-- BEGIN Given data --

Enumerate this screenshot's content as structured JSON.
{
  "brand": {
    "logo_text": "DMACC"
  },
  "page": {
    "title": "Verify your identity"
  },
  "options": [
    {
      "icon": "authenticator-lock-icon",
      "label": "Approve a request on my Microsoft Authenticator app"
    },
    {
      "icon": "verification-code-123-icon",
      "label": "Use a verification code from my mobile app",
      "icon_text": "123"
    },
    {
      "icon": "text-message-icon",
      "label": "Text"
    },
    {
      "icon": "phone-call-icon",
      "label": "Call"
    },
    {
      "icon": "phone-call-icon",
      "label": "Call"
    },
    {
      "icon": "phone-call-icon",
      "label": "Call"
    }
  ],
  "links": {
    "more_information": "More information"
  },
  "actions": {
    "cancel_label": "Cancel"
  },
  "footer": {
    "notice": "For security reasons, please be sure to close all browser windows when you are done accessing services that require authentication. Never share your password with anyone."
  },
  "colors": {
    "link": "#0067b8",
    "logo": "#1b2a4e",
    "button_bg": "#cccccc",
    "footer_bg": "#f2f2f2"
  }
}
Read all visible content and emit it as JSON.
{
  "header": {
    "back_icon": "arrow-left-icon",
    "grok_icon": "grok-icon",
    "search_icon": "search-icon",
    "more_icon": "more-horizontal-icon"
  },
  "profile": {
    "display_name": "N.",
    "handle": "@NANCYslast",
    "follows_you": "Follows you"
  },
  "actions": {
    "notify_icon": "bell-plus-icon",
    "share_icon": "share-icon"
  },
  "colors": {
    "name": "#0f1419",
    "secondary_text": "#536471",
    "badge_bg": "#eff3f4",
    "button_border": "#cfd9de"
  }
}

-- END Given data --

_Stated goal_
Extract the full listing above without altering anything.

_Written answer_
Enumerate this screenshot's content as structured JSON.
{
  "brand": {
    "logo_text": "DMACC"
  },
  "page": {
    "title": "Verify your identity"
  },
  "options": [
    {
      "icon": "authenticator-lock-icon",
      "label": "Approve a request on my Microsoft Authenticator app"
    },
    {
      "icon": "verification-code-123-icon",
      "label": "Use a verification code from my mobile app",
      "icon_text": "123"
    },
    {
      "icon": "text-message-icon",
      "label": "Text"
    },
    {
      "icon": "phone-call-icon",
      "label": "Call"
    },
    {
      "icon": "phone-call-icon",
      "label": "Call"
    },
    {
      "icon": "phone-call-icon",
      "label": "Call"
    }
  ],
  "links": {
    "more_information": "More information"
  },
  "actions": {
    "cancel_label": "Cancel"
  },
  "footer": {
    "notice": "For security reasons, please be sure to close all browser windows when you are done accessing services that require authentication. Never share your password with anyone."
  },
  "colors": {
    "link": "#0067b8",
    "logo": "#1b2a4e",
    "button_bg": "#cccccc",
    "footer_bg": "#f2f2f2"
  }
}
Read all visible content and emit it as JSON.
{
  "header": {
    "back_icon": "arrow-left-icon",
    "grok_icon": "grok-icon",
    "search_icon": "search-icon",
    "more_icon": "more-horizontal-icon"
  },
  "profile": {
    "display_name": "N.",
    "handle": "@NANCYslast",
    "follows_you": "Follows you"
  },
  "actions": {
    "notify_icon": "bell-plus-icon",
    "share_icon": "share-icon"
  },
  "colors": {
    "name": "#0f1419",
    "secondary_text": "#536471",
    "badge_bg": "#eff3f4",
    "button_border": "#cfd9de"
  }
}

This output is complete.